**TASK PROMPT**:
Set down the material once more, exactly as it appears.

::::::

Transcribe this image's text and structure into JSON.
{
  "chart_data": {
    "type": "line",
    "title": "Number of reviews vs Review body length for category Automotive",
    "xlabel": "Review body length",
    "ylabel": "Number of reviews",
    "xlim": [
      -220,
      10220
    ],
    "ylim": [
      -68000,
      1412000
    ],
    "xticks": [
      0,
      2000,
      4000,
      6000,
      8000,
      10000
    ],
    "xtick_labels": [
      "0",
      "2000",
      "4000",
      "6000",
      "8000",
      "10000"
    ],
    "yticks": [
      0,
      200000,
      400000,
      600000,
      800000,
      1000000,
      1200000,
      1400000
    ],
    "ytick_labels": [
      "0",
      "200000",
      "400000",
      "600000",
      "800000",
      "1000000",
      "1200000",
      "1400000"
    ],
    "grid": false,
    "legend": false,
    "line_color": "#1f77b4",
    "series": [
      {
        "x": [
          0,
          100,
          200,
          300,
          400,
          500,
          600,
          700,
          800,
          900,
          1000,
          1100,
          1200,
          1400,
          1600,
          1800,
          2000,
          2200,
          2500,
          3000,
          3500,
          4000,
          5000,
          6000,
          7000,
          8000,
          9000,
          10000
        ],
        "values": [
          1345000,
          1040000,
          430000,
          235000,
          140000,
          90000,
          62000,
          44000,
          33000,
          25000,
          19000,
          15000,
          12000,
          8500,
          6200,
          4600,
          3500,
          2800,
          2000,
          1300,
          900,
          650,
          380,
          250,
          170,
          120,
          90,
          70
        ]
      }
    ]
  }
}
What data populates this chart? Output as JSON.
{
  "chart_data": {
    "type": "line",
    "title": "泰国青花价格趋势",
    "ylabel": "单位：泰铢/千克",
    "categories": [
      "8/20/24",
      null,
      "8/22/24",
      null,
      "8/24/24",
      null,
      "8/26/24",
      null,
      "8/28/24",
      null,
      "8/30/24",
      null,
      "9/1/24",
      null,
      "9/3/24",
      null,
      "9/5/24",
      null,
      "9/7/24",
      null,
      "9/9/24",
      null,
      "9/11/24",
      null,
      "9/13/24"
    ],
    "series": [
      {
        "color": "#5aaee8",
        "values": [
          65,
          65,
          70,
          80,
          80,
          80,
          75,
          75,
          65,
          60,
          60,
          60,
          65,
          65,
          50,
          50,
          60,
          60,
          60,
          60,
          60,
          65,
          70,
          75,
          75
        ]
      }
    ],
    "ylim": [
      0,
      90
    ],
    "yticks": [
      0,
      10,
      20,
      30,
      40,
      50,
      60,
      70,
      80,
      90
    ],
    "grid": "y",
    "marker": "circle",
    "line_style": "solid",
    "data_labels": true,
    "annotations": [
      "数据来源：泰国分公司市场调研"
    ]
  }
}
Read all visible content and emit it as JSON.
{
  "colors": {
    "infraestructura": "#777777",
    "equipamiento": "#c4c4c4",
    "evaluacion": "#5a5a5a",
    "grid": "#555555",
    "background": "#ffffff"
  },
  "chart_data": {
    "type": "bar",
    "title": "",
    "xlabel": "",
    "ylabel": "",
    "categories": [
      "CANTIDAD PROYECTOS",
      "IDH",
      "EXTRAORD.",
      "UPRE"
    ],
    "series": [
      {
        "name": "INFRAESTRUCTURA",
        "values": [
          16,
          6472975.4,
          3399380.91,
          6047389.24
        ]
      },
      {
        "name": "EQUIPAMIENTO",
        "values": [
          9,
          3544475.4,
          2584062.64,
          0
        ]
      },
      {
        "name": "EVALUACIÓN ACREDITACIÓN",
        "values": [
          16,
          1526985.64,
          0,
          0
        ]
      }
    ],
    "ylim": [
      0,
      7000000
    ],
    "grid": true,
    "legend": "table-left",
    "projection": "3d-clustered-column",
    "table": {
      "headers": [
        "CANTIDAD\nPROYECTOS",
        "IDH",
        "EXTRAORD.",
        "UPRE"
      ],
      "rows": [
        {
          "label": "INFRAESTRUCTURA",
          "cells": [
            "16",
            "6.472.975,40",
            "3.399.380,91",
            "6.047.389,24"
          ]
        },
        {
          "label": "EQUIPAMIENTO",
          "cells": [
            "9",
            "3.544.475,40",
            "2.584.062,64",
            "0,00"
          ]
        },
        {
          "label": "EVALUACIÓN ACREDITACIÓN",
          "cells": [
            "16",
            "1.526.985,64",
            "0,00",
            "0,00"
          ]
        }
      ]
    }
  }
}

::::::

**TASK ANSWER**:
Transcribe this image's text and structure into JSON.
{
  "chart_data": {
    "type": "line",
    "title": "Number of reviews vs Review body length for category Automotive",
    "xlabel": "Review body length",
    "ylabel": "Number of reviews",
    "xlim": [
      -220,
      10220
    ],
    "ylim": [
      -68000,
      1412000
    ],
    "xticks": [
      0,
      2000,
      4000,
      6000,
      8000,
      10000
    ],
    "xtick_labels": [
      "0",
      "2000",
      "4000",
      "6000",
      "8000",
      "10000"
    ],
    "yticks": [
      0,
      200000,
      400000,
      600000,
      800000,
      1000000,
      1200000,
      1400000
    ],
    "ytick_labels": [
      "0",
      "200000",
      "400000",
      "600000",
      "800000",
      "1000000",
      "1200000",
      "1400000"
    ],
    "grid": false,
    "legend": false,
    "line_color": "#1f77b4",
    "series": [
      {
        "x": [
          0,
          100,
          200,
          300,
          400,
          500,
          600,
          700,
          800,
          900,
          1000,
          1100,
          1200,
          1400,
          1600,
          1800,
          2000,
          2200,
          2500,
          3000,
          3500,
          4000,
          5000,
          6000,
          7000,
          8000,
          9000,
          10000
        ],
        "values": [
          1345000,
          1040000,
          430000,
          235000,
          140000,
          90000,
          62000,
          44000,
          33000,
          25000,
          19000,
          15000,
          12000,
          8500,
          6200,
          4600,
          3500,
          2800,
          2000,
          1300,
          900,
          650,
          380,
          250,
          170,
          120,
          90,
          70
        ]
      }
    ]
  }
}
What data populates this chart? Output as JSON.
{
  "chart_data": {
    "type": "line",
    "title": "泰国青花价格趋势",
    "ylabel": "单位：泰铢/千克",
    "categories": [
      "8/20/24",
      null,
      "8/22/24",
      null,
      "8/24/24",
      null,
      "8/26/24",
      null,
      "8/28/24",
      null,
      "8/30/24",
      null,
      "9/1/24",
      null,
      "9/3/24",
      null,
      "9/5/24",
      null,
      "9/7/24",
      null,
      "9/9/24",
      null,
      "9/11/24",
      null,
      "9/13/24"
    ],
    "series": [
      {
        "color": "#5aaee8",
        "values": [
          65,
          65,
          70,
          80,
          80,
          80,
          75,
          75,
          65,
          60,
          60,
          60,
          65,
          65,
          50,
          50,
          60,
          60,
          60,
          60,
          60,
          65,
          70,
          75,
          75
        ]
      }
    ],
    "ylim": [
      0,
      90
    ],
    "yticks": [
      0,
      10,
      20,
      30,
      40,
      50,
      60,
      70,
      80,
      90
    ],
    "grid": "y",
    "marker": "circle",
    "line_style": "solid",
    "data_labels": true,
    "annotations": [
      "数据来源：泰国分公司市场调研"
    ]
  }
}
Read all visible content and emit it as JSON.
{
  "colors": {
    "infraestructura": "#777777",
    "equipamiento": "#c4c4c4",
    "evaluacion": "#5a5a5a",
    "grid": "#555555",
    "background": "#ffffff"
  },
  "chart_data": {
    "type": "bar",
    "title": "",
    "xlabel": "",
    "ylabel": "",
    "categories": [
      "CANTIDAD PROYECTOS",
      "IDH",
      "EXTRAORD.",
      "UPRE"
    ],
    "series": [
      {
        "name": "INFRAESTRUCTURA",
        "values": [
          16,
          6472975.4,
          3399380.91,
          6047389.24
        ]
      },
      {
        "name": "EQUIPAMIENTO",
        "values": [
          9,
          3544475.4,
          2584062.64,
          0
        ]
      },
      {
        "name": "EVALUACIÓN ACREDITACIÓN",
        "values": [
          16,
          1526985.64,
          0,
          0
        ]
      }
    ],
    "ylim": [
      0,
      7000000
    ],
    "grid": true,
    "legend": "table-left",
    "projection": "3d-clustered-column",
    "table": {
      "headers": [
        "CANTIDAD\nPROYECTOS",
        "IDH",
        "EXTRAORD.",
        "UPRE"
      ],
      "rows": [
        {
          "label": "INFRAESTRUCTURA",
          "cells": [
            "16",
            "6.472.975,40",
            "3.399.380,91",
            "6.047.389,24"
          ]
        },
        {
          "label": "EQUIPAMIENTO",
          "cells": [
            "9",
            "3.544.475,40",
            "2.584.062,64",
            "0,00"
          ]
        },
        {
          "label": "EVALUACIÓN ACREDITACIÓN",
          "cells": [
            "16",
            "1.526.985,64",
            "0,00",
            "0,00"
          ]
        }
      ]
    }
  }
}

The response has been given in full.